§ **Your objective**: Locate the word "title" in the data below, then copy every line that holds it.

Saved entries
>>
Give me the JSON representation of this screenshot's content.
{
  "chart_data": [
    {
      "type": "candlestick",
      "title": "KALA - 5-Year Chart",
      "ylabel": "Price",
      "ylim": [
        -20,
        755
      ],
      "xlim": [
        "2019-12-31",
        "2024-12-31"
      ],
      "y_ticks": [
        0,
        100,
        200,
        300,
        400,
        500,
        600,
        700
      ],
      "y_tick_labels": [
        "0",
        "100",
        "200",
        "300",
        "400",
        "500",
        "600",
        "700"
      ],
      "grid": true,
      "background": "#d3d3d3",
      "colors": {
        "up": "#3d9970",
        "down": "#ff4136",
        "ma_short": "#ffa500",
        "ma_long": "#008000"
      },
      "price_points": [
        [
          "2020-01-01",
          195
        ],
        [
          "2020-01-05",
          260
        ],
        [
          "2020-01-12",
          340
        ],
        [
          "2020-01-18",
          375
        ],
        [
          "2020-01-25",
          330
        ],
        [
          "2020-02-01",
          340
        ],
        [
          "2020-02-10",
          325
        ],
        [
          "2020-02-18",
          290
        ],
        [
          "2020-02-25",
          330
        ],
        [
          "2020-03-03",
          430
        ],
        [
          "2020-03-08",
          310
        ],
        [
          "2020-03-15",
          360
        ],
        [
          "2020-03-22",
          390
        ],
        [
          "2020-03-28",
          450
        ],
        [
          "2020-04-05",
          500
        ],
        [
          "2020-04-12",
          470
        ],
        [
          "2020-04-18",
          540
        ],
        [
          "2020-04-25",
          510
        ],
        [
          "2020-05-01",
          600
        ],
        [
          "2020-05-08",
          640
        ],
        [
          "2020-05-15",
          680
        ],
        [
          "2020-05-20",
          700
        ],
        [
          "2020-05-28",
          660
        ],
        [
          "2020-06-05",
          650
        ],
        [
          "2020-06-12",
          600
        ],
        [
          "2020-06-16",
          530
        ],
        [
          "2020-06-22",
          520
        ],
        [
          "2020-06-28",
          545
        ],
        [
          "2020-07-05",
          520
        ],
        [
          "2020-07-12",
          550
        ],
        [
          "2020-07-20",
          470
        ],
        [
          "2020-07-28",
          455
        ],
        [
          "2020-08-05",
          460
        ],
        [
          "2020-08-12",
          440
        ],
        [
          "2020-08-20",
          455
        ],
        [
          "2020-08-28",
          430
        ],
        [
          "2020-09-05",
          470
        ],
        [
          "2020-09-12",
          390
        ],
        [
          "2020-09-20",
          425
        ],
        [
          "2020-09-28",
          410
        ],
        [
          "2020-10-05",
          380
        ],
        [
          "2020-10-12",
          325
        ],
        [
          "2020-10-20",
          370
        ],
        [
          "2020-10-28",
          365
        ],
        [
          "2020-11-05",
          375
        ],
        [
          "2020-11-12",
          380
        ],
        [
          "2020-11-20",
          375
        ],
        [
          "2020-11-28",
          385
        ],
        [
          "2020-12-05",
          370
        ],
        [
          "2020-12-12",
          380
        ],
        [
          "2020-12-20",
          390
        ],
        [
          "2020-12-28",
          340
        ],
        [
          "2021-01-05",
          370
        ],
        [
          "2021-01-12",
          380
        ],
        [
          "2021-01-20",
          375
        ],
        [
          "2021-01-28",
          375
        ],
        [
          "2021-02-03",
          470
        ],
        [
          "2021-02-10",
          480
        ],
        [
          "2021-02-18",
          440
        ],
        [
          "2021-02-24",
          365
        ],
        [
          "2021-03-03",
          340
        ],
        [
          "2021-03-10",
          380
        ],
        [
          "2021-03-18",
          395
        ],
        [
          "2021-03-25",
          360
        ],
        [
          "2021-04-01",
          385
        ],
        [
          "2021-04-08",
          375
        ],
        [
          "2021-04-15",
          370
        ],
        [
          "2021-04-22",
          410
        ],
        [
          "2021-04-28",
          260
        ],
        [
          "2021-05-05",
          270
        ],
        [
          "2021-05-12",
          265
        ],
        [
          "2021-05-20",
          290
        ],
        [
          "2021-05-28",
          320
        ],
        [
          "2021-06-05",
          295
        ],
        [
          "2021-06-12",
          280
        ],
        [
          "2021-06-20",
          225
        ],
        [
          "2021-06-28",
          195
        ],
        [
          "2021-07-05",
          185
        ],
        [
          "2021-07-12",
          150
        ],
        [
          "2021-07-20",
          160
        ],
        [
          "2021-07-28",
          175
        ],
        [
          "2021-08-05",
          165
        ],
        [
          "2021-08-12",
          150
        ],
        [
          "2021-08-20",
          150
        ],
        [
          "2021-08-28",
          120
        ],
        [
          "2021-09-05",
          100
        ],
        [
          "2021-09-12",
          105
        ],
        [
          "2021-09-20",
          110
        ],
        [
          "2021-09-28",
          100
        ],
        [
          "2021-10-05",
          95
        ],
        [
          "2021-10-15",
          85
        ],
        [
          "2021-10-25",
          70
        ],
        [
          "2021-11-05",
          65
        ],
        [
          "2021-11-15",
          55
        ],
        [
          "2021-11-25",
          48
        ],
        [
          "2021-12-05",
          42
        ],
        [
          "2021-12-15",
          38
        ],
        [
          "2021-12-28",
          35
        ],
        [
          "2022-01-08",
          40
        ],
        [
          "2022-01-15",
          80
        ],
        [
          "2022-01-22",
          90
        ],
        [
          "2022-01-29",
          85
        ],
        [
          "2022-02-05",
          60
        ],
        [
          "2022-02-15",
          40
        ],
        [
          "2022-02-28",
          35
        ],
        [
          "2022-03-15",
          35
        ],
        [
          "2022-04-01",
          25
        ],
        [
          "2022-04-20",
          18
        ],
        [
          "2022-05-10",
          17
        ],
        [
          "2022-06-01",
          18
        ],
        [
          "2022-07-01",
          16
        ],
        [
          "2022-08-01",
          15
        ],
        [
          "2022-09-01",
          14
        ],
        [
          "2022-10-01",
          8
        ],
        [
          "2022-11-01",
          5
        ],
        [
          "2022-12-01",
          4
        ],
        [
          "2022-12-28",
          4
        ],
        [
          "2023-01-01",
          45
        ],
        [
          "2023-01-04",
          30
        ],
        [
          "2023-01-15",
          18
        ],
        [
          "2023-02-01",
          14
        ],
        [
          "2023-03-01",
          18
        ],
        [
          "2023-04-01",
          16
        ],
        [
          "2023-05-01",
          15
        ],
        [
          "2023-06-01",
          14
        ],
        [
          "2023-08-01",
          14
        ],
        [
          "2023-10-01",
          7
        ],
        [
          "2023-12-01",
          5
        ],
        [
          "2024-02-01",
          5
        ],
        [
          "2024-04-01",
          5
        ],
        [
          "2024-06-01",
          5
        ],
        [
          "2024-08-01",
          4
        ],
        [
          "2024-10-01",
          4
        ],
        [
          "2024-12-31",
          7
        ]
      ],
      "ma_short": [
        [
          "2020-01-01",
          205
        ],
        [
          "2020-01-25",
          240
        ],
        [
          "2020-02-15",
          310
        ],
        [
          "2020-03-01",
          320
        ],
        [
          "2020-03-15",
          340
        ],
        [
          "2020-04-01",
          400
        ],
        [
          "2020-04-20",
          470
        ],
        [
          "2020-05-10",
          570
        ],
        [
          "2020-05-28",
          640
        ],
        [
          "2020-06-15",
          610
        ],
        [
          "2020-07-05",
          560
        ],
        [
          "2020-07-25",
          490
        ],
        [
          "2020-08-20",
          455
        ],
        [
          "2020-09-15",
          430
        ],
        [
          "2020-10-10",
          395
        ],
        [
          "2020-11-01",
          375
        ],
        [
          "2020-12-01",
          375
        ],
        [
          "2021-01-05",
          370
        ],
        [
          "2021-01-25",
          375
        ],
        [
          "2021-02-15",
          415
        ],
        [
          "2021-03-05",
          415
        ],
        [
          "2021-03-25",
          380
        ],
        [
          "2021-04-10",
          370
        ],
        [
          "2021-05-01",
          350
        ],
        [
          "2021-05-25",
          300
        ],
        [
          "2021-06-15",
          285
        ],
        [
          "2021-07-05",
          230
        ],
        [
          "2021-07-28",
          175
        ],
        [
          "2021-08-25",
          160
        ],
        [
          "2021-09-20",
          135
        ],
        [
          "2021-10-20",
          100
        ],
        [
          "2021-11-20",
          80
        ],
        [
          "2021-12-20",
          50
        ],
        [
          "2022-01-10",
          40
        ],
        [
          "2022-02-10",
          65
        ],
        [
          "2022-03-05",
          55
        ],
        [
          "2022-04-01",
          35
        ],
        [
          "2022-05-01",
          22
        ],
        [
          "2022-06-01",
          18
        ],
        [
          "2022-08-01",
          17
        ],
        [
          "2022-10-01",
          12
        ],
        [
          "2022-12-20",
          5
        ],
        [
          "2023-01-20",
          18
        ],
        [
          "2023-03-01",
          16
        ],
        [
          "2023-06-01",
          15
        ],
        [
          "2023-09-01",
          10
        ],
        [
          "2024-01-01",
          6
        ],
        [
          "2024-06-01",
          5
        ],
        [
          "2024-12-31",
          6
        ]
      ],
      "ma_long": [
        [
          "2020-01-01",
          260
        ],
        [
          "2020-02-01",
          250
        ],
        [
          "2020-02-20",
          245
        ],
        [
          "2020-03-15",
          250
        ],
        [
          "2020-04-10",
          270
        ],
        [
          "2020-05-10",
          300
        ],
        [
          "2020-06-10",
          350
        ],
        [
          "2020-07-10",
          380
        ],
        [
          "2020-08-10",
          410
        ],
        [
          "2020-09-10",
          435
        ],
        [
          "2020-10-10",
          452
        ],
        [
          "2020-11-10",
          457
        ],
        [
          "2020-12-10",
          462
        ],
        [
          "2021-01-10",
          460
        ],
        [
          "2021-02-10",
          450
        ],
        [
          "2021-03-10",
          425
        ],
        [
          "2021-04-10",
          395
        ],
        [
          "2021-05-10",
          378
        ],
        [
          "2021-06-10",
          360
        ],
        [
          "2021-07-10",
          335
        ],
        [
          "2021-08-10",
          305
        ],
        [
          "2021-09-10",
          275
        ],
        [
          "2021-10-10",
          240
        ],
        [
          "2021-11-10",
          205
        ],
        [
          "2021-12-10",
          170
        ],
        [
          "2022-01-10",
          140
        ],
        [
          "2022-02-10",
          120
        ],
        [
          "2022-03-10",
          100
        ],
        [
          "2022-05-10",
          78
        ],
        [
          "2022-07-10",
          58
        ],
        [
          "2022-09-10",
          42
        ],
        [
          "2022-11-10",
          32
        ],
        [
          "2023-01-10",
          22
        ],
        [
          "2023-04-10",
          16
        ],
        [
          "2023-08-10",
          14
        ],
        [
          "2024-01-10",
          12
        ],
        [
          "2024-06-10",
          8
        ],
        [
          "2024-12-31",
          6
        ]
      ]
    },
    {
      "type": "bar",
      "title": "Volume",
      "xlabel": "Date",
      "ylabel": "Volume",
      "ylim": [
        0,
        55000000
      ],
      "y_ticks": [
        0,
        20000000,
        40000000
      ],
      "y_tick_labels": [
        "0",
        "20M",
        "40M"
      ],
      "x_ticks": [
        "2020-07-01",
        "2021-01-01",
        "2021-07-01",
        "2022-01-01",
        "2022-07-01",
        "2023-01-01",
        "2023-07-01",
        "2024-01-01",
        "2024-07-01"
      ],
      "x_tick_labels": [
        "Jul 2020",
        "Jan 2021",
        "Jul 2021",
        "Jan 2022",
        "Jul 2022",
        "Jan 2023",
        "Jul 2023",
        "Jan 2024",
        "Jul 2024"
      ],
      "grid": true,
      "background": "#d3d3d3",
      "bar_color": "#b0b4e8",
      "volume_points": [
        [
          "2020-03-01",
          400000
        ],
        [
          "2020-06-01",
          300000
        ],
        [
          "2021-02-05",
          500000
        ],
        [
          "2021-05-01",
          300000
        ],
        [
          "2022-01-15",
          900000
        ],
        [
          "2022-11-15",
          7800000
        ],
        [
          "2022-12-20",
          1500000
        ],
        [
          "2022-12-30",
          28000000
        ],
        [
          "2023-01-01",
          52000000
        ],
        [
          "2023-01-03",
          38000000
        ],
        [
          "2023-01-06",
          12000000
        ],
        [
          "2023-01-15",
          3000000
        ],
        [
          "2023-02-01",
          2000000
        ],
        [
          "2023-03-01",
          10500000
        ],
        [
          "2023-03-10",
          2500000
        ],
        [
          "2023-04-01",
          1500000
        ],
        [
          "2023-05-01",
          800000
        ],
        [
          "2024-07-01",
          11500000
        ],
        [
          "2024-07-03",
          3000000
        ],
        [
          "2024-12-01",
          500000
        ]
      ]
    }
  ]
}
<<
§ **Full response**:
      "title": "KALA - 5-Year Chart",
      "title": "Volume",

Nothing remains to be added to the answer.